▶ Dataset content:
........
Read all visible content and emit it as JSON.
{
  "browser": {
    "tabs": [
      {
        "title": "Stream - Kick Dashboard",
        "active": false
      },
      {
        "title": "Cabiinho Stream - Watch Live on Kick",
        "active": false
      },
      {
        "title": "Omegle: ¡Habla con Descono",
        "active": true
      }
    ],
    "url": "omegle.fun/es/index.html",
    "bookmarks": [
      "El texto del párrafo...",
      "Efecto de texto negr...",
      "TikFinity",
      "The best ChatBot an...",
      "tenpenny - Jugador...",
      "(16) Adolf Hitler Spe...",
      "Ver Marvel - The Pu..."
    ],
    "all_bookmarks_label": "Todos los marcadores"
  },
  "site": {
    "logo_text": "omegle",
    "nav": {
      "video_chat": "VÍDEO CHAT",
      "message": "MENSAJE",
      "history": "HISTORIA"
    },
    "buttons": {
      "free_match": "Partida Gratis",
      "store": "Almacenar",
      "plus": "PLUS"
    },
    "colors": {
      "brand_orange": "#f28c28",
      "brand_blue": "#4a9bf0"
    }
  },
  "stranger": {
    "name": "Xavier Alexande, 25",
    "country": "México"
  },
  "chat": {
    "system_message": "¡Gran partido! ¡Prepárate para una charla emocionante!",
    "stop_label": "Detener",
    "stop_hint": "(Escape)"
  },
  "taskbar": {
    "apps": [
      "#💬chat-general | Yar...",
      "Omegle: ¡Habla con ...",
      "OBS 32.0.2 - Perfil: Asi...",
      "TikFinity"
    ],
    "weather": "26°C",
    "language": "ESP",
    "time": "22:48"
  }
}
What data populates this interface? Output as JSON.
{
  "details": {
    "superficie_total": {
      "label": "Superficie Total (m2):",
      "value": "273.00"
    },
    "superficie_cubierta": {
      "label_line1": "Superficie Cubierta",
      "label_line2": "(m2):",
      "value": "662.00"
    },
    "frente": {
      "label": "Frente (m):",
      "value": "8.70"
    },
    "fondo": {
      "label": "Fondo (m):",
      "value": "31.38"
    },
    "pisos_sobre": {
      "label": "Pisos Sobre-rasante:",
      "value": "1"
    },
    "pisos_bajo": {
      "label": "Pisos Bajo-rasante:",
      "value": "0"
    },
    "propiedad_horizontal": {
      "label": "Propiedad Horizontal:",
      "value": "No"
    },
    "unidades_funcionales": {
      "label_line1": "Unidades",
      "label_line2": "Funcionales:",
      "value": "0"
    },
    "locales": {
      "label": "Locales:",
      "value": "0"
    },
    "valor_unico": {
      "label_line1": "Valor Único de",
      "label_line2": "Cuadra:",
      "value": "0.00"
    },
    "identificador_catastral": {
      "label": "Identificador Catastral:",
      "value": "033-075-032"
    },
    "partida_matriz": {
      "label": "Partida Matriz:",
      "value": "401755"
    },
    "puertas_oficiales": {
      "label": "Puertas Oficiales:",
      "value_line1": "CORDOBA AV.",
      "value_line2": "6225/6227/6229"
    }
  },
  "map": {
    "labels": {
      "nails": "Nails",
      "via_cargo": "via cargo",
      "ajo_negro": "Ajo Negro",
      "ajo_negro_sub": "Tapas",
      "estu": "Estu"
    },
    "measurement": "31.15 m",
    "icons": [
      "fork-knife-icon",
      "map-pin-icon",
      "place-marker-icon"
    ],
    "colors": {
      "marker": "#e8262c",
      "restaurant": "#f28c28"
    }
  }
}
........
▶ Written problem:
Every entry above should be retyped exactly as shown.

▶ Written response:
Read all visible content and emit it as JSON.
{
  "browser": {
    "tabs": [
      {
        "title": "Stream - Kick Dashboard",
        "active": false
      },
      {
        "title": "Cabiinho Stream - Watch Live on Kick",
        "active": false
      },
      {
        "title": "Omegle: ¡Habla con Descono",
        "active": true
      }
    ],
    "url": "omegle.fun/es/index.html",
    "bookmarks": [
      "El texto del párrafo...",
      "Efecto de texto negr...",
      "TikFinity",
      "The best ChatBot an...",
      "tenpenny - Jugador...",
      "(16) Adolf Hitler Spe...",
      "Ver Marvel - The Pu..."
    ],
    "all_bookmarks_label": "Todos los marcadores"
  },
  "site": {
    "logo_text": "omegle",
    "nav": {
      "video_chat": "VÍDEO CHAT",
      "message": "MENSAJE",
      "history": "HISTORIA"
    },
    "buttons": {
      "free_match": "Partida Gratis",
      "store": "Almacenar",
      "plus": "PLUS"
    },
    "colors": {
      "brand_orange": "#f28c28",
      "brand_blue": "#4a9bf0"
    }
  },
  "stranger": {
    "name": "Xavier Alexande, 25",
    "country": "México"
  },
  "chat": {
    "system_message": "¡Gran partido! ¡Prepárate para una charla emocionante!",
    "stop_label": "Detener",
    "stop_hint": "(Escape)"
  },
  "taskbar": {
    "apps": [
      "#💬chat-general | Yar...",
      "Omegle: ¡Habla con ...",
      "OBS 32.0.2 - Perfil: Asi...",
      "TikFinity"
    ],
    "weather": "26°C",
    "language": "ESP",
    "time": "22:48"
  }
}
What data populates this interface? Output as JSON.
{
  "details": {
    "superficie_total": {
      "label": "Superficie Total (m2):",
      "value": "273.00"
    },
    "superficie_cubierta": {
      "label_line1": "Superficie Cubierta",
      "label_line2": "(m2):",
      "value": "662.00"
    },
    "frente": {
      "label": "Frente (m):",
      "value": "8.70"
    },
    "fondo": {
      "label": "Fondo (m):",
      "value": "31.38"
    },
    "pisos_sobre": {
      "label": "Pisos Sobre-rasante:",
      "value": "1"
    },
    "pisos_bajo": {
      "label": "Pisos Bajo-rasante:",
      "value": "0"
    },
    "propiedad_horizontal": {
      "label": "Propiedad Horizontal:",
      "value": "No"
    },
    "unidades_funcionales": {
      "label_line1": "Unidades",
      "label_line2": "Funcionales:",
      "value": "0"
    },
    "locales": {
      "label": "Locales:",
      "value": "0"
    },
    "valor_unico": {
      "label_line1": "Valor Único de",
      "label_line2": "Cuadra:",
      "value": "0.00"
    },
    "identificador_catastral": {
      "label": "Identificador Catastral:",
      "value": "033-075-032"
    },
    "partida_matriz": {
      "label": "Partida Matriz:",
      "value": "401755"
    },
    "puertas_oficiales": {
      "label": "Puertas Oficiales:",
      "value_line1": "CORDOBA AV.",
      "value_line2": "6225/6227/6229"
    }
  },
  "map": {
    "labels": {
      "nails": "Nails",
      "via_cargo": "via cargo",
      "ajo_negro": "Ajo Negro",
      "ajo_negro_sub": "Tapas",
      "estu": "Estu"
    },
    "measurement": "31.15 m",
    "icons": [
      "fork-knife-icon",
      "map-pin-icon",
      "place-marker-icon"
    ],
    "colors": {
      "marker": "#e8262c",
      "restaurant": "#f28c28"
    }
  }
}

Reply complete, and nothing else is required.